## [Exercise objective]
From the entries below, gather each line containing the word "stars".

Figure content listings
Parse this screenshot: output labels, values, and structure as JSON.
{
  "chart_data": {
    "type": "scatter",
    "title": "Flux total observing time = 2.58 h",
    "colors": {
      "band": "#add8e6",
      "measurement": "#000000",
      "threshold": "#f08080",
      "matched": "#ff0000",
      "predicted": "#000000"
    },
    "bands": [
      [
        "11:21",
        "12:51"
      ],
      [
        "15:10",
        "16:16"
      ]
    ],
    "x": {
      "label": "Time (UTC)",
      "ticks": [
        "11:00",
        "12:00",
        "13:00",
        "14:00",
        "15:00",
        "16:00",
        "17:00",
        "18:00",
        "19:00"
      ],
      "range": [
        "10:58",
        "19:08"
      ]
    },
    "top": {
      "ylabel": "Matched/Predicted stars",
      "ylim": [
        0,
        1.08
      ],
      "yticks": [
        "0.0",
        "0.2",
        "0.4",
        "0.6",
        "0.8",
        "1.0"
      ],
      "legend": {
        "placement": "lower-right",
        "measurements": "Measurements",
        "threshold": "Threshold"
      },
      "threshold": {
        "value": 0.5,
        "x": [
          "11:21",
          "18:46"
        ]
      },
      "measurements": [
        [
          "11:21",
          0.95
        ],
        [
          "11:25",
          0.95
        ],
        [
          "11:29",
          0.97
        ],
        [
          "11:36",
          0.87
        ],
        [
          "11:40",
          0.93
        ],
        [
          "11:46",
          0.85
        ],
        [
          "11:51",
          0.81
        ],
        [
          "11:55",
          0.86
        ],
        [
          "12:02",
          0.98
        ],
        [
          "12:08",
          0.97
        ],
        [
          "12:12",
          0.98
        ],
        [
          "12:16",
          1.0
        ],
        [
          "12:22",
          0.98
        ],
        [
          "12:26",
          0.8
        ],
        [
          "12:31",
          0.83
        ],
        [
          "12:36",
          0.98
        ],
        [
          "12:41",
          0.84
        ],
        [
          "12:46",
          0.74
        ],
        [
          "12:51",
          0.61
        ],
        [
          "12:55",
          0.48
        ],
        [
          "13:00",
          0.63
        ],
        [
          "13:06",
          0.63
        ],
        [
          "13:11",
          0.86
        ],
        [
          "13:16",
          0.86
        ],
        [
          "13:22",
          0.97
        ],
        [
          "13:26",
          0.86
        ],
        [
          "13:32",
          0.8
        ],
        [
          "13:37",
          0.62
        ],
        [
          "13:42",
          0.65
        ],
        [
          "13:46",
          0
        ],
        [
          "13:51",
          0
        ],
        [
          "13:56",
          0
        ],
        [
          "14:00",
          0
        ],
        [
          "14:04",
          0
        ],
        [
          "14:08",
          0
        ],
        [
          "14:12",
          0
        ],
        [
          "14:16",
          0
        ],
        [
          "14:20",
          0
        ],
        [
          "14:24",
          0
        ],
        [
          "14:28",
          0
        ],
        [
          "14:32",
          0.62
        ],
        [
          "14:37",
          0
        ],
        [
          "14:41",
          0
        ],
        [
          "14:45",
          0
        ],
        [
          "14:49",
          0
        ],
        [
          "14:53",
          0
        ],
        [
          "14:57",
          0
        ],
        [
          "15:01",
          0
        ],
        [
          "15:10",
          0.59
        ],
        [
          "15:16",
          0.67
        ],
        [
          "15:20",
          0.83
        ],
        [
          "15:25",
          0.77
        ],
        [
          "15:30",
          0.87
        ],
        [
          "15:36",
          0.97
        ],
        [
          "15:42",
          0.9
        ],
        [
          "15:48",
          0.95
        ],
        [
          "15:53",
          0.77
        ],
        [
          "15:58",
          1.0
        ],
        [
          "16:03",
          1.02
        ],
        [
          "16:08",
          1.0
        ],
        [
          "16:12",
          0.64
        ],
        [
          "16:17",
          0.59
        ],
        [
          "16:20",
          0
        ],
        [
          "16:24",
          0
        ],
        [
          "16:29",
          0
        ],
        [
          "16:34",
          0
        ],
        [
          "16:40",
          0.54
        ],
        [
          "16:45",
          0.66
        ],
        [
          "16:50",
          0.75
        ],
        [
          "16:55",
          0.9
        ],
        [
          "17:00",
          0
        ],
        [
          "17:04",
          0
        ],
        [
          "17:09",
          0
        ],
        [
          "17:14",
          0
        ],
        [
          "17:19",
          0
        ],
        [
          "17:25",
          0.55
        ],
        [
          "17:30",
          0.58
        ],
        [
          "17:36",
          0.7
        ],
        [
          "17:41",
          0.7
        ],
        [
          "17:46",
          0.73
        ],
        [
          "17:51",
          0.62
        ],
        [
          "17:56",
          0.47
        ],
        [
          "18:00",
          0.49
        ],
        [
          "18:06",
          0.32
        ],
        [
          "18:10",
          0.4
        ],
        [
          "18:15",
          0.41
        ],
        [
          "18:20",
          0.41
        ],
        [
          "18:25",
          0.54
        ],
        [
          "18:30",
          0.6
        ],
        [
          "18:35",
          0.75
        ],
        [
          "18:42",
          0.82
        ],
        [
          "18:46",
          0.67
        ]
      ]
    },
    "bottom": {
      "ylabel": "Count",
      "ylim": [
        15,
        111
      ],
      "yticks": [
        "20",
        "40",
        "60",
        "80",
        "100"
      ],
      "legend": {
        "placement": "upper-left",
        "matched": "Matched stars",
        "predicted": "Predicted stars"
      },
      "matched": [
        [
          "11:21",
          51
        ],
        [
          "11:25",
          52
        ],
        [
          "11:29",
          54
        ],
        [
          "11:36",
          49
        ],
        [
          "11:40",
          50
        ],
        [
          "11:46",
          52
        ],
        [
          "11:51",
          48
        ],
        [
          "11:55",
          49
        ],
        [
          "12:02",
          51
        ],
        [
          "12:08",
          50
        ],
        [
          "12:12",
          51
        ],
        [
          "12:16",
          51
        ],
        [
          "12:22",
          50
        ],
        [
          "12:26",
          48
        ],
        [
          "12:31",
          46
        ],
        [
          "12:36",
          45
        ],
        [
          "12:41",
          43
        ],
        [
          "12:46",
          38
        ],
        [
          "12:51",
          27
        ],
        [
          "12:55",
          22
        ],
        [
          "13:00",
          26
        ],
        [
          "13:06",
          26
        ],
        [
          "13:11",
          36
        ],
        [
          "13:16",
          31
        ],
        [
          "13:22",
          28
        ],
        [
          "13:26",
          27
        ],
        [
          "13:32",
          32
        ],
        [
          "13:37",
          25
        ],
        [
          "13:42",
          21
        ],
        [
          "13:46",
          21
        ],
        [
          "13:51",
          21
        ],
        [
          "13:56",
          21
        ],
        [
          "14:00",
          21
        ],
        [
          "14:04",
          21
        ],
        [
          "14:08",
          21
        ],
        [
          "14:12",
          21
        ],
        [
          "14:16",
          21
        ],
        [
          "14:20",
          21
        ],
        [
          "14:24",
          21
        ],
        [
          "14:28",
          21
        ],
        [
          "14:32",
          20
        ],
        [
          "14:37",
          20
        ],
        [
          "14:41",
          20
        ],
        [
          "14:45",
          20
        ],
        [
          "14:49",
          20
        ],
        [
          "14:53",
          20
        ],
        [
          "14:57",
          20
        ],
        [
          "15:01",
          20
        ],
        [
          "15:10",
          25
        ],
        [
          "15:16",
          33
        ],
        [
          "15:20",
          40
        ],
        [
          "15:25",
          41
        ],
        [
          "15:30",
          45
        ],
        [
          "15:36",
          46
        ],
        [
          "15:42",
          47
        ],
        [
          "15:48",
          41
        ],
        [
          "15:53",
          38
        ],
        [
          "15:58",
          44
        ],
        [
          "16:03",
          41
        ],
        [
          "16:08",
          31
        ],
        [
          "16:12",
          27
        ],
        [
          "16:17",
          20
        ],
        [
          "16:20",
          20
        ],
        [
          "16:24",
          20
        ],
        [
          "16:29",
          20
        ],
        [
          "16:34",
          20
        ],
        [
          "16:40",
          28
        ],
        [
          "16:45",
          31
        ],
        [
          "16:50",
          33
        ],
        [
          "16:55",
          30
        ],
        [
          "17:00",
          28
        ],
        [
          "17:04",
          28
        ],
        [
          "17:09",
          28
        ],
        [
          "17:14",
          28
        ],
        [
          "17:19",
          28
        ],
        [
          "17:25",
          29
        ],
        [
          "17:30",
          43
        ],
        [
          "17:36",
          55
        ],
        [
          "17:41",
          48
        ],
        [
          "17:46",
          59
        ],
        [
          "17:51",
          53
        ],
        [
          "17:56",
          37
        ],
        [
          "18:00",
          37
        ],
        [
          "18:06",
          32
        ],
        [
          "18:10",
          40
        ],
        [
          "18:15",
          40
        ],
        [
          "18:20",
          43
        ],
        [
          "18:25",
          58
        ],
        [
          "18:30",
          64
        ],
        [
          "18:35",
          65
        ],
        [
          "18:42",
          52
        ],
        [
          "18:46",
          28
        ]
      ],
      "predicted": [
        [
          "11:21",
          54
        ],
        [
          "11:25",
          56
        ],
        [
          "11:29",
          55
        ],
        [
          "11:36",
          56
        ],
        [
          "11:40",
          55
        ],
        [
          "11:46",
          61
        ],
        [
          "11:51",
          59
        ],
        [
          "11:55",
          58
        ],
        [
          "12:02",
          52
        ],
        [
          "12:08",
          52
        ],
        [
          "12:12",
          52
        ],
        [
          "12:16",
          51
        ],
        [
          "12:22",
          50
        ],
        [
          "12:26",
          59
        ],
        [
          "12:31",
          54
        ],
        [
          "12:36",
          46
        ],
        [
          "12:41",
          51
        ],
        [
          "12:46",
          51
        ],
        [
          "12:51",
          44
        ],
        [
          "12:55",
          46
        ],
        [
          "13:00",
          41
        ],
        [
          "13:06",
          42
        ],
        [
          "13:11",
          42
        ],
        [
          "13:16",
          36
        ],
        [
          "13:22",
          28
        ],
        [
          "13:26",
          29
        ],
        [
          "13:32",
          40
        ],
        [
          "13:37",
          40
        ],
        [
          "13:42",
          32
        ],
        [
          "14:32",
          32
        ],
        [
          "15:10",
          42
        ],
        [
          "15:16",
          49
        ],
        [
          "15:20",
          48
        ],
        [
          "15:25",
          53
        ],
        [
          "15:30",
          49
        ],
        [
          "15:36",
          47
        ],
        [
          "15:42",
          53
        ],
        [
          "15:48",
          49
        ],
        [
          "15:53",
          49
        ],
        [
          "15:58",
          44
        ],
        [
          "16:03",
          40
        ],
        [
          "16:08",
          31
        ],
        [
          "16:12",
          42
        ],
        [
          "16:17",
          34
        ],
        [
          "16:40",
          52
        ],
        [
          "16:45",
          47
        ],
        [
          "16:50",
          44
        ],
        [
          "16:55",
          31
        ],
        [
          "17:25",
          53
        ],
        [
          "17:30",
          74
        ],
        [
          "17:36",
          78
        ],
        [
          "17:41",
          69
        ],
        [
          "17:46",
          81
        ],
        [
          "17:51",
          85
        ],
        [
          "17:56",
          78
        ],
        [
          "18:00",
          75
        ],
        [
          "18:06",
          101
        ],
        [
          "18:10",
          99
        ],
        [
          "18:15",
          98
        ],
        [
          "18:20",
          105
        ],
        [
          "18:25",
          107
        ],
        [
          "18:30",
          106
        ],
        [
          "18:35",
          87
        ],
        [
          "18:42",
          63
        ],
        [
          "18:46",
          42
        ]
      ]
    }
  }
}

## [Task response]
      "ylabel": "Matched/Predicted stars",
        "matched": "Matched stars",
        "predicted": "Predicted stars"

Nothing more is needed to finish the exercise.